- [STATED PROBLEM]: What follows is a listing; restate every line of it word for word.

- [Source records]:

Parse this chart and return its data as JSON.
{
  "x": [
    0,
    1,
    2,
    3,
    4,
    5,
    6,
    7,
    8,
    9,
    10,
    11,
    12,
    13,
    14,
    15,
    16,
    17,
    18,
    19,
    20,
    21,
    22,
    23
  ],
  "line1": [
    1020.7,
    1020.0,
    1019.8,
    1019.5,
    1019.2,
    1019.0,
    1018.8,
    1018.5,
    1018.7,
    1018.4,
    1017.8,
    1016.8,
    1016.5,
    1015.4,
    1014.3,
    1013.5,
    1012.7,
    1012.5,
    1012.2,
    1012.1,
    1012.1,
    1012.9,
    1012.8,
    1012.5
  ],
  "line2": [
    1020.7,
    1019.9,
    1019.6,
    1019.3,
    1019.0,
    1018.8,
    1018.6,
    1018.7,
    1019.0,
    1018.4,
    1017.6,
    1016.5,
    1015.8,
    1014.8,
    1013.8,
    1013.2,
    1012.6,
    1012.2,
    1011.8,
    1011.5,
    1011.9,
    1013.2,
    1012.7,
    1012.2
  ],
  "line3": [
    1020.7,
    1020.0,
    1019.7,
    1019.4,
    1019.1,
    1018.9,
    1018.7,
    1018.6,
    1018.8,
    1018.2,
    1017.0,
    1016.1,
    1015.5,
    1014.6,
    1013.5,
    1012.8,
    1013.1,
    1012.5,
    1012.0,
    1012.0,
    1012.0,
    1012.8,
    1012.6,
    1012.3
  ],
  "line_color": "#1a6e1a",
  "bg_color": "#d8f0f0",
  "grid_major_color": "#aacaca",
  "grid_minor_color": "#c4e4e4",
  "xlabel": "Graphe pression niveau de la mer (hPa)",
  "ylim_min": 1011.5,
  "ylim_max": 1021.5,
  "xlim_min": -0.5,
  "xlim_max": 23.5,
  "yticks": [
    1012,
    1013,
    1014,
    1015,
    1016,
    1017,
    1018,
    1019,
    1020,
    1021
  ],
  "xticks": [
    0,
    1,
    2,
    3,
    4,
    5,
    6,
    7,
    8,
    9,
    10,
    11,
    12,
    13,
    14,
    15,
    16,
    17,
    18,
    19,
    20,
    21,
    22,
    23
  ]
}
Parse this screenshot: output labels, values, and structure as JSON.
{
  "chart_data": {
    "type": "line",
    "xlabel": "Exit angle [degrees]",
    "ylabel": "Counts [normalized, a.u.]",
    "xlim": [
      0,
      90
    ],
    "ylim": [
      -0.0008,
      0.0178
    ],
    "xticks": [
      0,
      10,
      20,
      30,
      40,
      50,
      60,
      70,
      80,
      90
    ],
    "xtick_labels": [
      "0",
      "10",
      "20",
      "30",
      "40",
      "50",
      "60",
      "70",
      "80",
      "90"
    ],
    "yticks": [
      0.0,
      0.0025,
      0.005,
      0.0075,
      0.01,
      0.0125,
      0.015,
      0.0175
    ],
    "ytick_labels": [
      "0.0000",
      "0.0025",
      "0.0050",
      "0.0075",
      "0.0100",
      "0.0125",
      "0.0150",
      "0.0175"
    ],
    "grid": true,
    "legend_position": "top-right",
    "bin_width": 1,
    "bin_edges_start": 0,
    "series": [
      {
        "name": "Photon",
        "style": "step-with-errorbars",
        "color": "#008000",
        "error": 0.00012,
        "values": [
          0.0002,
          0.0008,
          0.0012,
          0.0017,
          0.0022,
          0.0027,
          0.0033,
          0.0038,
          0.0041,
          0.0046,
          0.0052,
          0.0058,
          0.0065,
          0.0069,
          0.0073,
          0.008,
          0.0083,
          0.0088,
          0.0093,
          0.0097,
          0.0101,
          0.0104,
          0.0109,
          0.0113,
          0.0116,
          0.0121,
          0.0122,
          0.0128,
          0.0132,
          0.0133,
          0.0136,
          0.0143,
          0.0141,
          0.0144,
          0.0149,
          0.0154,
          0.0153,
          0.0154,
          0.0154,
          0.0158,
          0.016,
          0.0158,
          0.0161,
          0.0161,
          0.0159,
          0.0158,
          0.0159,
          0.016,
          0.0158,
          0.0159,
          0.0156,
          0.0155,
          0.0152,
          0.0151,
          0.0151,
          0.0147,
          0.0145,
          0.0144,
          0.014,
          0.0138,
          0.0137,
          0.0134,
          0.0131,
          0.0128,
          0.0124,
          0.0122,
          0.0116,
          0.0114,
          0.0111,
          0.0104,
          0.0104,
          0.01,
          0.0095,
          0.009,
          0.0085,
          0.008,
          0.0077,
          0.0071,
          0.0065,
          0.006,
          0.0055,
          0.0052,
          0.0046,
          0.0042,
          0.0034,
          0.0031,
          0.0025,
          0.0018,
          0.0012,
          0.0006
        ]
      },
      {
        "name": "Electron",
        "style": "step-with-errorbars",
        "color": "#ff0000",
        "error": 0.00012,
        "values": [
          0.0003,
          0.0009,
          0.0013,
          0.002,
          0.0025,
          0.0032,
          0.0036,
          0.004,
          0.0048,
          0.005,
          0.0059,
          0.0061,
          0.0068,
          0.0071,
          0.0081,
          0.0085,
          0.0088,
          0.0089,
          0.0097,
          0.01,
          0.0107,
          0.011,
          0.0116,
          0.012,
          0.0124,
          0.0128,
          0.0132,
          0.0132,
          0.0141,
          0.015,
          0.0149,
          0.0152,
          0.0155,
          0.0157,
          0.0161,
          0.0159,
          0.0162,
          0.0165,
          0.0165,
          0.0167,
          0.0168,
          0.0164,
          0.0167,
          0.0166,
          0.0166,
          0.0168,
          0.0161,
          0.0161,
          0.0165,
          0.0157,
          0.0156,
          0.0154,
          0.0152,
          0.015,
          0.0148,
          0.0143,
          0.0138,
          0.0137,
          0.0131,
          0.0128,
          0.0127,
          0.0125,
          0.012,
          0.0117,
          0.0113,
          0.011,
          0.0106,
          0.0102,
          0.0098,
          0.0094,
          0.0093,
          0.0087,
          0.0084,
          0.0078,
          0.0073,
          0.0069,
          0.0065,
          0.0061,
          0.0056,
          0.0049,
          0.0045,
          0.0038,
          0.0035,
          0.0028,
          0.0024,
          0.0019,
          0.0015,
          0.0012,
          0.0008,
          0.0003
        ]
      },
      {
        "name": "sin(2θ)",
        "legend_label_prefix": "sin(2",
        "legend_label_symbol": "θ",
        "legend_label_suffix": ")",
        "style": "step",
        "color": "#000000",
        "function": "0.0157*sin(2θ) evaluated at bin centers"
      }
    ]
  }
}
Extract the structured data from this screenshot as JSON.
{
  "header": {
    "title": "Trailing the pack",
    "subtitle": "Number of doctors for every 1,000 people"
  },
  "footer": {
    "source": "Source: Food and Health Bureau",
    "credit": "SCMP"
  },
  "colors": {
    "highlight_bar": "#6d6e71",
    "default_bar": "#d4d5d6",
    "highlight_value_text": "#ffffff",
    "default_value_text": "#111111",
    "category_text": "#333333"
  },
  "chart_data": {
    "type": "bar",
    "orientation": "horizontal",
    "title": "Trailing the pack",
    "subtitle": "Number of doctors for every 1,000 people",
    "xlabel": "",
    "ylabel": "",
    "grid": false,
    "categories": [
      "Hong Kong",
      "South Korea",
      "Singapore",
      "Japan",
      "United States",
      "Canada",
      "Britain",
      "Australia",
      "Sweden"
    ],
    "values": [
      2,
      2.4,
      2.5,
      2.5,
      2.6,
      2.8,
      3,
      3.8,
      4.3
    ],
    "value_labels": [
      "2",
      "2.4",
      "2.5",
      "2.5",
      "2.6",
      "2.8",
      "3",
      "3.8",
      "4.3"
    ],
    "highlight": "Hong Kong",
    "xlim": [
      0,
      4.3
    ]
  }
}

- [OUTPUT FOR THIS EXERCISE]:
Parse this chart and return its data as JSON.
{
  "x": [
    0,
    1,
    2,
    3,
    4,
    5,
    6,
    7,
    8,
    9,
    10,
    11,
    12,
    13,
    14,
    15,
    16,
    17,
    18,
    19,
    20,
    21,
    22,
    23
  ],
  "line1": [
    1020.7,
    1020.0,
    1019.8,
    1019.5,
    1019.2,
    1019.0,
    1018.8,
    1018.5,
    1018.7,
    1018.4,
    1017.8,
    1016.8,
    1016.5,
    1015.4,
    1014.3,
    1013.5,
    1012.7,
    1012.5,
    1012.2,
    1012.1,
    1012.1,
    1012.9,
    1012.8,
    1012.5
  ],
  "line2": [
    1020.7,
    1019.9,
    1019.6,
    1019.3,
    1019.0,
    1018.8,
    1018.6,
    1018.7,
    1019.0,
    1018.4,
    1017.6,
    1016.5,
    1015.8,
    1014.8,
    1013.8,
    1013.2,
    1012.6,
    1012.2,
    1011.8,
    1011.5,
    1011.9,
    1013.2,
    1012.7,
    1012.2
  ],
  "line3": [
    1020.7,
    1020.0,
    1019.7,
    1019.4,
    1019.1,
    1018.9,
    1018.7,
    1018.6,
    1018.8,
    1018.2,
    1017.0,
    1016.1,
    1015.5,
    1014.6,
    1013.5,
    1012.8,
    1013.1,
    1012.5,
    1012.0,
    1012.0,
    1012.0,
    1012.8,
    1012.6,
    1012.3
  ],
  "line_color": "#1a6e1a",
  "bg_color": "#d8f0f0",
  "grid_major_color": "#aacaca",
  "grid_minor_color": "#c4e4e4",
  "xlabel": "Graphe pression niveau de la mer (hPa)",
  "ylim_min": 1011.5,
  "ylim_max": 1021.5,
  "xlim_min": -0.5,
  "xlim_max": 23.5,
  "yticks": [
    1012,
    1013,
    1014,
    1015,
    1016,
    1017,
    1018,
    1019,
    1020,
    1021
  ],
  "xticks": [
    0,
    1,
    2,
    3,
    4,
    5,
    6,
    7,
    8,
    9,
    10,
    11,
    12,
    13,
    14,
    15,
    16,
    17,
    18,
    19,
    20,
    21,
    22,
    23
  ]
}
Parse this screenshot: output labels, values, and structure as JSON.
{
  "chart_data": {
    "type": "line",
    "xlabel": "Exit angle [degrees]",
    "ylabel": "Counts [normalized, a.u.]",
    "xlim": [
      0,
      90
    ],
    "ylim": [
      -0.0008,
      0.0178
    ],
    "xticks": [
      0,
      10,
      20,
      30,
      40,
      50,
      60,
      70,
      80,
      90
    ],
    "xtick_labels": [
      "0",
      "10",
      "20",
      "30",
      "40",
      "50",
      "60",
      "70",
      "80",
      "90"
    ],
    "yticks": [
      0.0,
      0.0025,
      0.005,
      0.0075,
      0.01,
      0.0125,
      0.015,
      0.0175
    ],
    "ytick_labels": [
      "0.0000",
      "0.0025",
      "0.0050",
      "0.0075",
      "0.0100",
      "0.0125",
      "0.0150",
      "0.0175"
    ],
    "grid": true,
    "legend_position": "top-right",
    "bin_width": 1,
    "bin_edges_start": 0,
    "series": [
      {
        "name": "Photon",
        "style": "step-with-errorbars",
        "color": "#008000",
        "error": 0.00012,
        "values": [
          0.0002,
          0.0008,
          0.0012,
          0.0017,
          0.0022,
          0.0027,
          0.0033,
          0.0038,
          0.0041,
          0.0046,
          0.0052,
          0.0058,
          0.0065,
          0.0069,
          0.0073,
          0.008,
          0.0083,
          0.0088,
          0.0093,
          0.0097,
          0.0101,
          0.0104,
          0.0109,
          0.0113,
          0.0116,
          0.0121,
          0.0122,
          0.0128,
          0.0132,
          0.0133,
          0.0136,
          0.0143,
          0.0141,
          0.0144,
          0.0149,
          0.0154,
          0.0153,
          0.0154,
          0.0154,
          0.0158,
          0.016,
          0.0158,
          0.0161,
          0.0161,
          0.0159,
          0.0158,
          0.0159,
          0.016,
          0.0158,
          0.0159,
          0.0156,
          0.0155,
          0.0152,
          0.0151,
          0.0151,
          0.0147,
          0.0145,
          0.0144,
          0.014,
          0.0138,
          0.0137,
          0.0134,
          0.0131,
          0.0128,
          0.0124,
          0.0122,
          0.0116,
          0.0114,
          0.0111,
          0.0104,
          0.0104,
          0.01,
          0.0095,
          0.009,
          0.0085,
          0.008,
          0.0077,
          0.0071,
          0.0065,
          0.006,
          0.0055,
          0.0052,
          0.0046,
          0.0042,
          0.0034,
          0.0031,
          0.0025,
          0.0018,
          0.0012,
          0.0006
        ]
      },
      {
        "name": "Electron",
        "style": "step-with-errorbars",
        "color": "#ff0000",
        "error": 0.00012,
        "values": [
          0.0003,
          0.0009,
          0.0013,
          0.002,
          0.0025,
          0.0032,
          0.0036,
          0.004,
          0.0048,
          0.005,
          0.0059,
          0.0061,
          0.0068,
          0.0071,
          0.0081,
          0.0085,
          0.0088,
          0.0089,
          0.0097,
          0.01,
          0.0107,
          0.011,
          0.0116,
          0.012,
          0.0124,
          0.0128,
          0.0132,
          0.0132,
          0.0141,
          0.015,
          0.0149,
          0.0152,
          0.0155,
          0.0157,
          0.0161,
          0.0159,
          0.0162,
          0.0165,
          0.0165,
          0.0167,
          0.0168,
          0.0164,
          0.0167,
          0.0166,
          0.0166,
          0.0168,
          0.0161,
          0.0161,
          0.0165,
          0.0157,
          0.0156,
          0.0154,
          0.0152,
          0.015,
          0.0148,
          0.0143,
          0.0138,
          0.0137,
          0.0131,
          0.0128,
          0.0127,
          0.0125,
          0.012,
          0.0117,
          0.0113,
          0.011,
          0.0106,
          0.0102,
          0.0098,
          0.0094,
          0.0093,
          0.0087,
          0.0084,
          0.0078,
          0.0073,
          0.0069,
          0.0065,
          0.0061,
          0.0056,
          0.0049,
          0.0045,
          0.0038,
          0.0035,
          0.0028,
          0.0024,
          0.0019,
          0.0015,
          0.0012,
          0.0008,
          0.0003
        ]
      },
      {
        "name": "sin(2θ)",
        "legend_label_prefix": "sin(2",
        "legend_label_symbol": "θ",
        "legend_label_suffix": ")",
        "style": "step",
        "color": "#000000",
        "function": "0.0157*sin(2θ) evaluated at bin centers"
      }
    ]
  }
}
Extract the structured data from this screenshot as JSON.
{
  "header": {
    "title": "Trailing the pack",
    "subtitle": "Number of doctors for every 1,000 people"
  },
  "footer": {
    "source": "Source: Food and Health Bureau",
    "credit": "SCMP"
  },
  "colors": {
    "highlight_bar": "#6d6e71",
    "default_bar": "#d4d5d6",
    "highlight_value_text": "#ffffff",
    "default_value_text": "#111111",
    "category_text": "#333333"
  },
  "chart_data": {
    "type": "bar",
    "orientation": "horizontal",
    "title": "Trailing the pack",
    "subtitle": "Number of doctors for every 1,000 people",
    "xlabel": "",
    "ylabel": "",
    "grid": false,
    "categories": [
      "Hong Kong",
      "South Korea",
      "Singapore",
      "Japan",
      "United States",
      "Canada",
      "Britain",
      "Australia",
      "Sweden"
    ],
    "values": [
      2,
      2.4,
      2.5,
      2.5,
      2.6,
      2.8,
      3,
      3.8,
      4.3
    ],
    "value_labels": [
      "2",
      "2.4",
      "2.5",
      "2.5",
      "2.6",
      "2.8",
      "3",
      "3.8",
      "4.3"
    ],
    "highlight": "Hong Kong",
    "xlim": [
      0,
      4.3
    ]
  }
}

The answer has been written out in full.